### ACTIVITY
Your result will be the set of lines with "Selection", copied from the material below.

+++++

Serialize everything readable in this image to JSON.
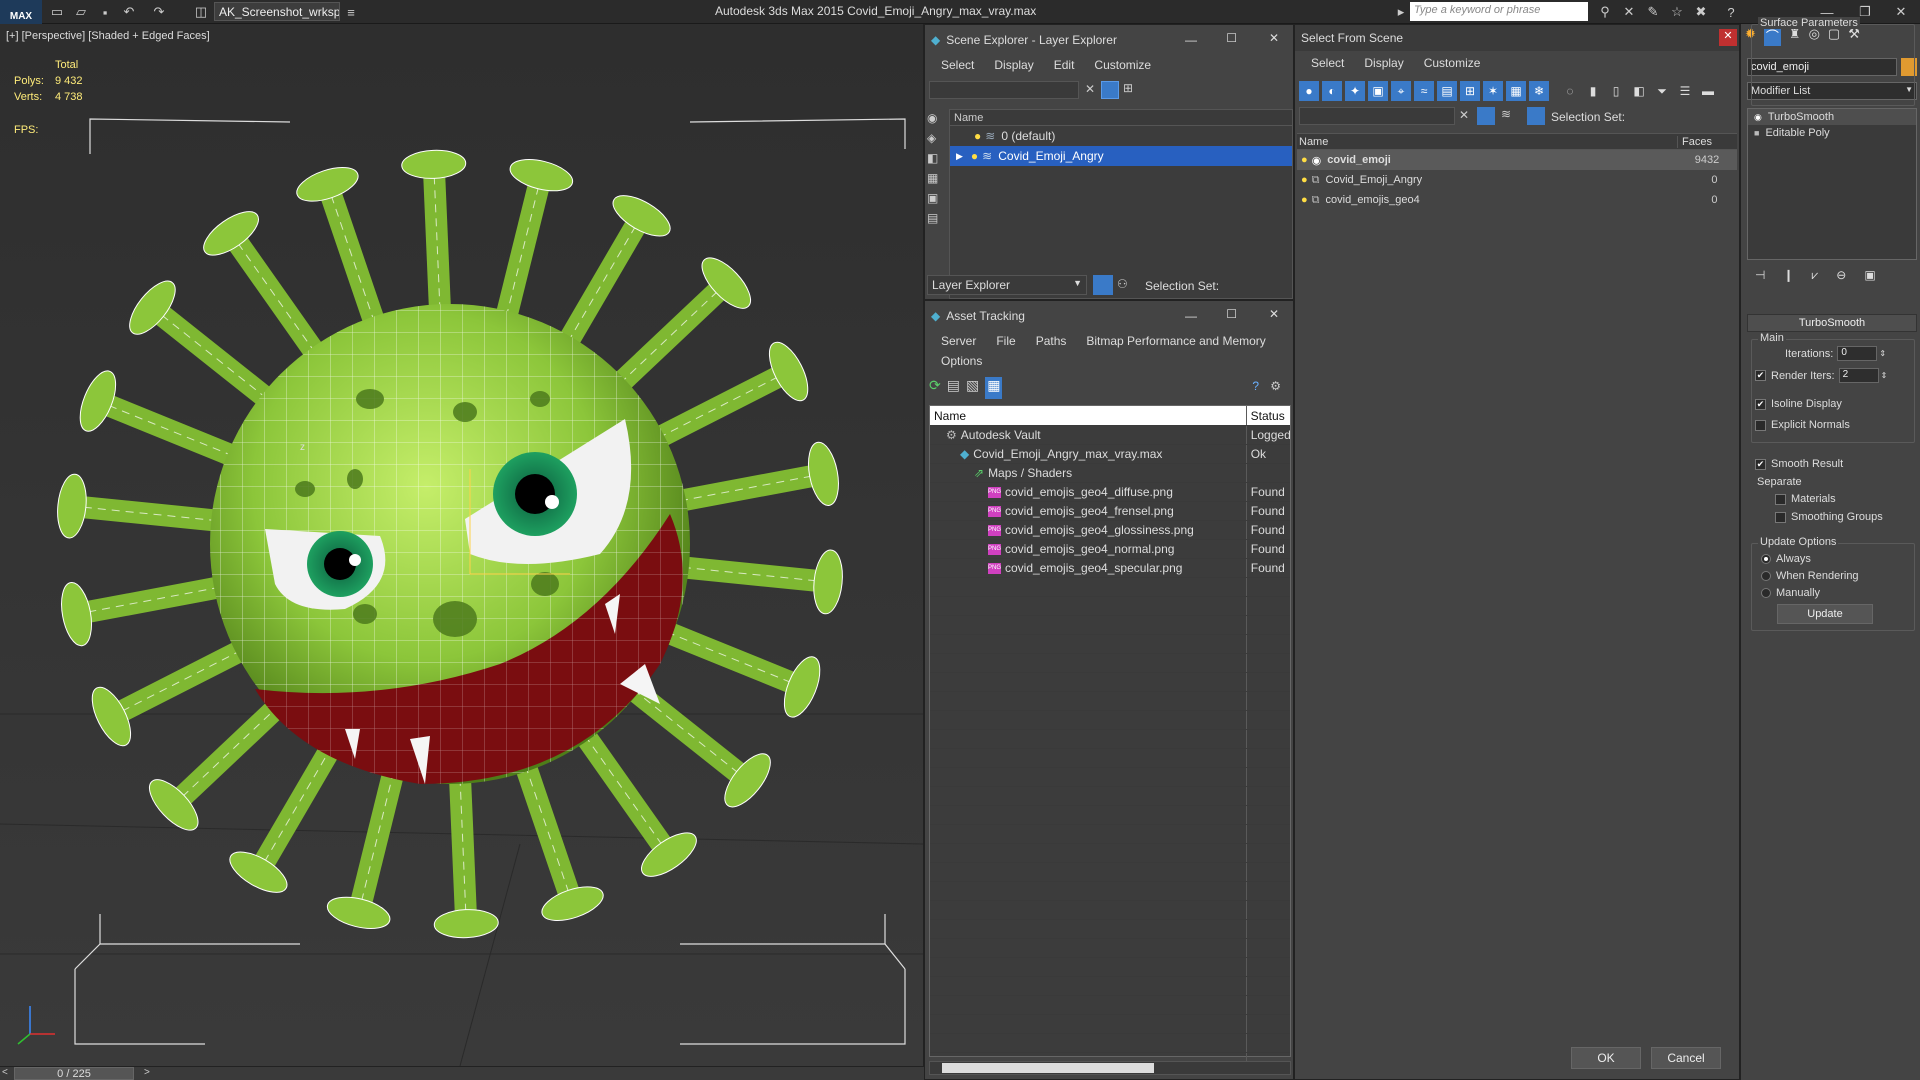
{
  "titlebar": {
    "logo": "MAX",
    "workspace": "AK_Screenshot_wrksp",
    "app_title": "Autodesk 3ds Max  2015     Covid_Emoji_Angry_max_vray.max",
    "search_placeholder": "Type a keyword or phrase"
  },
  "viewport": {
    "label": "[+] [Perspective] [Shaded + Edged Faces]",
    "stats": {
      "total_label": "Total",
      "polys_label": "Polys:",
      "polys_value": "9 432",
      "verts_label": "Verts:",
      "verts_value": "4 738",
      "fps_label": "FPS:"
    },
    "timeline": "0 / 225",
    "axis": {
      "z": "z"
    },
    "colors": {
      "virus_green": "#8cc63a",
      "mouth": "#7a0d10",
      "wire": "#ffffff"
    }
  },
  "scene_explorer": {
    "title": "Scene Explorer - Layer Explorer",
    "menu": [
      "Select",
      "Display",
      "Edit",
      "Customize"
    ],
    "column_name": "Name",
    "layers": [
      "0 (default)",
      "Covid_Emoji_Angry"
    ],
    "footer_dropdown": "Layer Explorer",
    "selection_set_label": "Selection Set:"
  },
  "asset_tracking": {
    "title": "Asset Tracking",
    "menu": [
      "Server",
      "File",
      "Paths",
      "Bitmap Performance and Memory"
    ],
    "menu2": [
      "Options"
    ],
    "col_name": "Name",
    "col_status": "Status",
    "rows": [
      {
        "name": "Autodesk Vault",
        "status": "Logged",
        "indent": 1
      },
      {
        "name": "Covid_Emoji_Angry_max_vray.max",
        "status": "Ok",
        "indent": 2
      },
      {
        "name": "Maps / Shaders",
        "status": "",
        "indent": 3
      },
      {
        "name": "covid_emojis_geo4_diffuse.png",
        "status": "Found",
        "indent": 4
      },
      {
        "name": "covid_emojis_geo4_frensel.png",
        "status": "Found",
        "indent": 4
      },
      {
        "name": "covid_emojis_geo4_glossiness.png",
        "status": "Found",
        "indent": 4
      },
      {
        "name": "covid_emojis_geo4_normal.png",
        "status": "Found",
        "indent": 4
      },
      {
        "name": "covid_emojis_geo4_specular.png",
        "status": "Found",
        "indent": 4
      }
    ]
  },
  "select_from_scene": {
    "title": "Select From Scene",
    "menu": [
      "Select",
      "Display",
      "Customize"
    ],
    "selection_set_label": "Selection Set:",
    "col_name": "Name",
    "col_faces": "Faces",
    "rows": [
      {
        "name": "covid_emoji",
        "faces": "9432",
        "selected": true
      },
      {
        "name": "Covid_Emoji_Angry",
        "faces": "0",
        "selected": false
      },
      {
        "name": "covid_emojis_geo4",
        "faces": "0",
        "selected": false
      }
    ],
    "ok": "OK",
    "cancel": "Cancel"
  },
  "command_panel": {
    "object_name": "covid_emoji",
    "modifier_list": "Modifier List",
    "stack": [
      "TurboSmooth",
      "Editable Poly"
    ],
    "rollout": "TurboSmooth",
    "main_label": "Main",
    "iterations_label": "Iterations:",
    "iterations_value": "0",
    "render_iters_label": "Render Iters:",
    "render_iters_value": "2",
    "isoline_label": "Isoline Display",
    "explicit_normals_label": "Explicit Normals",
    "surface_params_label": "Surface Parameters",
    "smooth_result_label": "Smooth Result",
    "separate_label": "Separate",
    "materials_label": "Materials",
    "smoothing_groups_label": "Smoothing Groups",
    "update_options_label": "Update Options",
    "always_label": "Always",
    "when_rendering_label": "When Rendering",
    "manually_label": "Manually",
    "update_button": "Update"
  }
}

+++++

### SOLUTION TO THIS EXERCISE
    "selection_set_label": "Selection Set:"
    "selection_set_label": "Selection Set:",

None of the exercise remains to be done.